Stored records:

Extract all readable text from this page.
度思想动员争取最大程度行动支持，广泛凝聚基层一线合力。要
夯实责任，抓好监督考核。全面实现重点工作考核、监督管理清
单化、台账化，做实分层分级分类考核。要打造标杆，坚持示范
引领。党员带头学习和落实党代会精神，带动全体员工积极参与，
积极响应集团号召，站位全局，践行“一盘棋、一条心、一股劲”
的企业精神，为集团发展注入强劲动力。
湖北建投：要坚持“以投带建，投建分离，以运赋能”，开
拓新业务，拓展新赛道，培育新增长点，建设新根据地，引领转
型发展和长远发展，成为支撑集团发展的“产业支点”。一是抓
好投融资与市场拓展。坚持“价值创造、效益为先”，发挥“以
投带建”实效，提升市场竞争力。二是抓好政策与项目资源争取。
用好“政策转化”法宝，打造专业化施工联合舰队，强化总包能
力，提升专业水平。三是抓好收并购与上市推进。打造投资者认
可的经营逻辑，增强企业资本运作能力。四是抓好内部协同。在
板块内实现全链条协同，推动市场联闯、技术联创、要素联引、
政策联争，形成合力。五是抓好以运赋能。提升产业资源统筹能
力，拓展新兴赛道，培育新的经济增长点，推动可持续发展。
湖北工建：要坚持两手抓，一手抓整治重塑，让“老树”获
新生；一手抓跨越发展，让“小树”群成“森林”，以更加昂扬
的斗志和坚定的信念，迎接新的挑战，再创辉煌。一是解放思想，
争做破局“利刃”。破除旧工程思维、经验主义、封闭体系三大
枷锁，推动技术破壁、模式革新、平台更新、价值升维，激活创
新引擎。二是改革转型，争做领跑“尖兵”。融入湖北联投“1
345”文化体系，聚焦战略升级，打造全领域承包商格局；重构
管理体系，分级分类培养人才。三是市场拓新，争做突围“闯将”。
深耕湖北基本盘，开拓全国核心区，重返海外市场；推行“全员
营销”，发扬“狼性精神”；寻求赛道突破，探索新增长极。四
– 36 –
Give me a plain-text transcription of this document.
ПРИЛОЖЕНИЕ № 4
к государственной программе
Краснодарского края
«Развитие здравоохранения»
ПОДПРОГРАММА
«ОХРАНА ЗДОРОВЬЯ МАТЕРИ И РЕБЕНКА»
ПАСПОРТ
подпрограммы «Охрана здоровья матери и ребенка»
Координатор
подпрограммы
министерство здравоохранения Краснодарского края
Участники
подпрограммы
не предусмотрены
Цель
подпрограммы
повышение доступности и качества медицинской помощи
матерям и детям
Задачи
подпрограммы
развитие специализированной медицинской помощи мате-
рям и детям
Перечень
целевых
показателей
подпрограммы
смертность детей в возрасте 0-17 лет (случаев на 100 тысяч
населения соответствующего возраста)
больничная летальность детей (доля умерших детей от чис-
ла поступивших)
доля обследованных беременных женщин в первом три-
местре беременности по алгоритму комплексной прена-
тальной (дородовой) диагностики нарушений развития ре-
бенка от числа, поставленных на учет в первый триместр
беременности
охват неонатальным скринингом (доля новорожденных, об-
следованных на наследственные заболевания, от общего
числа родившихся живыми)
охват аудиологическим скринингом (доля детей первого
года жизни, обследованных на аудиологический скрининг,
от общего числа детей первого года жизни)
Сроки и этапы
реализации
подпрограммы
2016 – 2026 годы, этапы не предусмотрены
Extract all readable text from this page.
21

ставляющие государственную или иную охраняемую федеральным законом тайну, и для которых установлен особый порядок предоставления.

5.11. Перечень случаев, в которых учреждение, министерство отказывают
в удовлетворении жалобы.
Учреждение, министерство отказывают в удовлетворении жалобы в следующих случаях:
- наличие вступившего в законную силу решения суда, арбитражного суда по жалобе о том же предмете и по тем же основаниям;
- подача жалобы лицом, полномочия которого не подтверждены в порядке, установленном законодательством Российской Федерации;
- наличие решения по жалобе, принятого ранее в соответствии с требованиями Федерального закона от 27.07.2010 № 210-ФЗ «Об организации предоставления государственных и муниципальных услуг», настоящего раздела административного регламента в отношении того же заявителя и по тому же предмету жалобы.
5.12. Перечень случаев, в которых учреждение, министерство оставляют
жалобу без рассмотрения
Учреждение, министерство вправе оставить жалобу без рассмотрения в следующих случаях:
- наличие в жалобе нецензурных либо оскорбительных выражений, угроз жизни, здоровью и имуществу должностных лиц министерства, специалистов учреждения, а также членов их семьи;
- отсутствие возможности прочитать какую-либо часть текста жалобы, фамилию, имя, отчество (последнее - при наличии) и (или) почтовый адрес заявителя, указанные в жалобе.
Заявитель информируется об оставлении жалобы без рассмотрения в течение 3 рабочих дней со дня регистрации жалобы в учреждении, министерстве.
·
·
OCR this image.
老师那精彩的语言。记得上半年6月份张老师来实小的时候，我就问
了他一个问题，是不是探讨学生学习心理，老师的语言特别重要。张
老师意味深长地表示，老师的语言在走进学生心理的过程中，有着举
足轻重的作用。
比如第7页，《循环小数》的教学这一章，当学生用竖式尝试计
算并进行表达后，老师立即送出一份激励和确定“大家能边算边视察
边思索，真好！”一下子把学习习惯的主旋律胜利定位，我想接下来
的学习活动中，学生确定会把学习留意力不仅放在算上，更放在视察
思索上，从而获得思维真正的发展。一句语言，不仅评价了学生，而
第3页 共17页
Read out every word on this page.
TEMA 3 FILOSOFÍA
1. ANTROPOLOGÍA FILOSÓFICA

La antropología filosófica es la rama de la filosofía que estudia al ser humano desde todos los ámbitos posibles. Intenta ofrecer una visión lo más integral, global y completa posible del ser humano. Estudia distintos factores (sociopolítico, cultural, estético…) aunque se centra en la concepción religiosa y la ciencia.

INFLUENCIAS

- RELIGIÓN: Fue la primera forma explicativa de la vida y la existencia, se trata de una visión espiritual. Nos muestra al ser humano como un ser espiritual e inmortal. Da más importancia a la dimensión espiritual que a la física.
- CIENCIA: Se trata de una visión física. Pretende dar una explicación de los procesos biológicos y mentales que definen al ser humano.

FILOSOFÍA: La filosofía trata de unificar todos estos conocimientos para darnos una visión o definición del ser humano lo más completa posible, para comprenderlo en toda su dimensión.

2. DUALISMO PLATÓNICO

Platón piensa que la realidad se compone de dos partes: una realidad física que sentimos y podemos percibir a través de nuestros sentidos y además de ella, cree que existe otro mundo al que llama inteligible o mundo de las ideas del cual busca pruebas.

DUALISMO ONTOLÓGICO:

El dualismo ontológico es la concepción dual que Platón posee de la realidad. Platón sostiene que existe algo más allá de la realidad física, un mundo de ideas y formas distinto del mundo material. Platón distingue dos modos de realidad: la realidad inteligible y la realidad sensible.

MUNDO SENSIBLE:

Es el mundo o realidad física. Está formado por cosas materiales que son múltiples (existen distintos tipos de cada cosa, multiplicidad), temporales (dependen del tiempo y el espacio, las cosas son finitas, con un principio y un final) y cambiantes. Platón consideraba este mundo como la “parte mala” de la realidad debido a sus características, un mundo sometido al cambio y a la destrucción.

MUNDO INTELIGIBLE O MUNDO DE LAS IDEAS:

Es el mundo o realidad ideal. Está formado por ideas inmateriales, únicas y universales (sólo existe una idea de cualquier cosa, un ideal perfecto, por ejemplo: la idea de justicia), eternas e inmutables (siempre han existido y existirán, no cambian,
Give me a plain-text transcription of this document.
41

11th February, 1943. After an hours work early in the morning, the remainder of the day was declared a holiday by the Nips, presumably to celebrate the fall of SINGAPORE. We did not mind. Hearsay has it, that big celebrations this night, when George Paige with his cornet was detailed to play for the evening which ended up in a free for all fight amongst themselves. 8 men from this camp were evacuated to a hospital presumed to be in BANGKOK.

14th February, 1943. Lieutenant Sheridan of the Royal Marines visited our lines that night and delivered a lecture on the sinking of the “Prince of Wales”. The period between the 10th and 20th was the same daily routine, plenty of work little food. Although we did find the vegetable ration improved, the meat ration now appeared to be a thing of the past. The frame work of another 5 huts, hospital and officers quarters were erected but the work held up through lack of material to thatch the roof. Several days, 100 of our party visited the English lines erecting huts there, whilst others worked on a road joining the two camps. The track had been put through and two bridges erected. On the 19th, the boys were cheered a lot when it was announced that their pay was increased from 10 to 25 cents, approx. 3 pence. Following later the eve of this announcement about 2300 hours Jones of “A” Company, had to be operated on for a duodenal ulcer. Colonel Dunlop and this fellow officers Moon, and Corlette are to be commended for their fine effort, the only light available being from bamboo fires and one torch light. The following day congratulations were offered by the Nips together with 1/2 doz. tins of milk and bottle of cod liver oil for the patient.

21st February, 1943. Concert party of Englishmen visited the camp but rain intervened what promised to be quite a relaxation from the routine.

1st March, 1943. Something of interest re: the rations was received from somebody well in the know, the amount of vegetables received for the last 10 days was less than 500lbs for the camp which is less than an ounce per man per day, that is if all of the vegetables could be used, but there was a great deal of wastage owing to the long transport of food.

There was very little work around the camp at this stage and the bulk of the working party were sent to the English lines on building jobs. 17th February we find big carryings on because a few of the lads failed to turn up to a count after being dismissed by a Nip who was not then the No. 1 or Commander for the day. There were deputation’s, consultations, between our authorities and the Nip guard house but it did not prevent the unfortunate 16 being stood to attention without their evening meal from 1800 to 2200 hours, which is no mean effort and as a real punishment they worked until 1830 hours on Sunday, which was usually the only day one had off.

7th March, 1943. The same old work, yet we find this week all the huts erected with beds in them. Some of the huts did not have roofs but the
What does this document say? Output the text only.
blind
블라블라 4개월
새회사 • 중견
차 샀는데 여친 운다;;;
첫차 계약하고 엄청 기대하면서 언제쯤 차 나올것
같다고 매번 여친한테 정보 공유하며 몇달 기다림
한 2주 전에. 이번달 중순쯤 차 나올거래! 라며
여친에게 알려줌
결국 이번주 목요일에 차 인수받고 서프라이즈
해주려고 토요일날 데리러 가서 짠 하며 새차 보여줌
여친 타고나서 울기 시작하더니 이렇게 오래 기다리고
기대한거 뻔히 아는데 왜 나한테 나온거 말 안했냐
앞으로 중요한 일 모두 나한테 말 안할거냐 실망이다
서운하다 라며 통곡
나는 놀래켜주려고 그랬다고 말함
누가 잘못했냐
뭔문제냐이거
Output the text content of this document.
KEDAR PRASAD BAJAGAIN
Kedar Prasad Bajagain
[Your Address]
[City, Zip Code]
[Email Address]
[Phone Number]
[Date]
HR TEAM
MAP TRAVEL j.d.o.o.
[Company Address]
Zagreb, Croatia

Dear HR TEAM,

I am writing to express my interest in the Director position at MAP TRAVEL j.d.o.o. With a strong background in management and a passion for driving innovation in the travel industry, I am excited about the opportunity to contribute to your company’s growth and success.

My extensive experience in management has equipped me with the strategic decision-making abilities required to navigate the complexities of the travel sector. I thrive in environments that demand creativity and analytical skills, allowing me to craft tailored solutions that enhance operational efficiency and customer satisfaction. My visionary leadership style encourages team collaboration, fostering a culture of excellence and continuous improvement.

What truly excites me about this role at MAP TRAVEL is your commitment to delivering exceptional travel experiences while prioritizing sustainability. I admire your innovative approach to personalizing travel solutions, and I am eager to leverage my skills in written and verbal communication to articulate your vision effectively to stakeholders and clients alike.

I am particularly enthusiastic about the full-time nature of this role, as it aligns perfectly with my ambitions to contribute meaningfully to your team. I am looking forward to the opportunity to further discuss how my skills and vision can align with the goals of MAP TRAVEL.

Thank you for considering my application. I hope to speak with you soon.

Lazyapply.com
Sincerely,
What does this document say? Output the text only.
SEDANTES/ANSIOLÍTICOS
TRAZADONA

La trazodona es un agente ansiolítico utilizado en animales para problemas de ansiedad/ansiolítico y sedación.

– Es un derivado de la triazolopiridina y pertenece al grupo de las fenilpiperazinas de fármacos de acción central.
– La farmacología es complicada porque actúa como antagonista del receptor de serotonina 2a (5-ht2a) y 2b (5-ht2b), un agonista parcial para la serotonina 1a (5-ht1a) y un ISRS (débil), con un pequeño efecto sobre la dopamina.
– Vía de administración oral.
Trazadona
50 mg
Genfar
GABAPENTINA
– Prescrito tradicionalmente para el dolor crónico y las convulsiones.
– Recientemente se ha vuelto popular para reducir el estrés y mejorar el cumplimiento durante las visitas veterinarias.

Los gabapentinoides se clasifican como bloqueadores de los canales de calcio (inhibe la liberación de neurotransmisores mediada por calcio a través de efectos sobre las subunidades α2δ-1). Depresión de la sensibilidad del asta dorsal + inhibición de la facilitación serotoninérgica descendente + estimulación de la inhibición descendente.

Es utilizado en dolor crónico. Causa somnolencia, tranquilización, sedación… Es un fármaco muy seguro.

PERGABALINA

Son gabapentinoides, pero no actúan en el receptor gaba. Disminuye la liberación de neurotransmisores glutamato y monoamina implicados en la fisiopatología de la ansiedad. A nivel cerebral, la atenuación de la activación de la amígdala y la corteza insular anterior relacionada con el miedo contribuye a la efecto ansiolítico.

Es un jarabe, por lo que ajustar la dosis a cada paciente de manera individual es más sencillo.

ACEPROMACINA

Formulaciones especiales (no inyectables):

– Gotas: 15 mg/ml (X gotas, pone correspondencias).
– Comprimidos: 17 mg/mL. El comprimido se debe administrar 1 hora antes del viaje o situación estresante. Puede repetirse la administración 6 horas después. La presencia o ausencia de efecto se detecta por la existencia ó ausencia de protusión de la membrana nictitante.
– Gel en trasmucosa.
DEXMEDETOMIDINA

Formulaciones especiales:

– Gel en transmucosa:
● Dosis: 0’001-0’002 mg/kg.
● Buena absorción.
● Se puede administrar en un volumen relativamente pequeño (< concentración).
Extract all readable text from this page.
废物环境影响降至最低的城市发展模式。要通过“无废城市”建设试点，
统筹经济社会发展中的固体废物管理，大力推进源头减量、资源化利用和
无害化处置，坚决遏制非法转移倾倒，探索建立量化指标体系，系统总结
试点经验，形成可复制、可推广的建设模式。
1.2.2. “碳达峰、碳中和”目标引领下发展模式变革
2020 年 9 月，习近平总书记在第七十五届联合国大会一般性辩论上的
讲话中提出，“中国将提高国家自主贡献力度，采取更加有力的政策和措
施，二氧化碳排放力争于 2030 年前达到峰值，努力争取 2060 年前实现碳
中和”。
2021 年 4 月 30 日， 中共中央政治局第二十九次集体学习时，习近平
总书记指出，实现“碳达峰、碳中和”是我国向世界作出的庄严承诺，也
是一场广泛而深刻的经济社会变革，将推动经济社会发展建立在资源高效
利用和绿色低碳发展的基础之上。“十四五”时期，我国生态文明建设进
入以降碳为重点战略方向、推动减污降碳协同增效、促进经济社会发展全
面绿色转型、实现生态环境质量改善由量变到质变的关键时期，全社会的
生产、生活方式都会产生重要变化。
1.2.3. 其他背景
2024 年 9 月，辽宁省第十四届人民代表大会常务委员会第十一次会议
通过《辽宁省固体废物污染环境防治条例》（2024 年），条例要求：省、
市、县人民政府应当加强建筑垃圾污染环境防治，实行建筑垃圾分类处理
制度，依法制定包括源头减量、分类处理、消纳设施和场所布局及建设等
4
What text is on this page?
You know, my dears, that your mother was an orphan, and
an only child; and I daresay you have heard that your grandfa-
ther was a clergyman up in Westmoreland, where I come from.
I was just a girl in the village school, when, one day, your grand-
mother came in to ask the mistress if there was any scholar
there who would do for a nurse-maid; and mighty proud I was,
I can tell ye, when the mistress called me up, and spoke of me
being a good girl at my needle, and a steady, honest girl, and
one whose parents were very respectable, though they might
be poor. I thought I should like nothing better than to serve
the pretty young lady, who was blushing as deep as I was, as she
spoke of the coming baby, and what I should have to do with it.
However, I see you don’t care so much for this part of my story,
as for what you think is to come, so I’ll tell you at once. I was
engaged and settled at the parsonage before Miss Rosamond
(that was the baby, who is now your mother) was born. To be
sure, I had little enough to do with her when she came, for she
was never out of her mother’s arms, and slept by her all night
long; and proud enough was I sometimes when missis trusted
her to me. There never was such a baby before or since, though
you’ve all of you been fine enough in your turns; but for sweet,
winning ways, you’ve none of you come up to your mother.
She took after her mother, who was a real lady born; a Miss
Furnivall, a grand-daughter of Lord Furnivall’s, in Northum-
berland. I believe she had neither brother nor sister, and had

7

## To do
Gather all lines from the records above in which "наличие" appears.

## Solution to this problem
- наличие вступившего в законную силу решения суда, арбитражного суда по жалобе о том же предмете и по тем же основаниям;
- наличие решения по жалобе, принятого ранее в соответствии с требованиями Федерального закона от 27.07.2010 № 210-ФЗ «Об организации предоставления государственных и муниципальных услуг», настоящего раздела административного регламента в отношении того же заявителя и по тому же предмету жалобы.
- наличие в жалобе нецензурных либо оскорбительных выражений, угроз жизни, здоровью и имуществу должностных лиц министерства, специалистов учреждения, а также членов их семьи;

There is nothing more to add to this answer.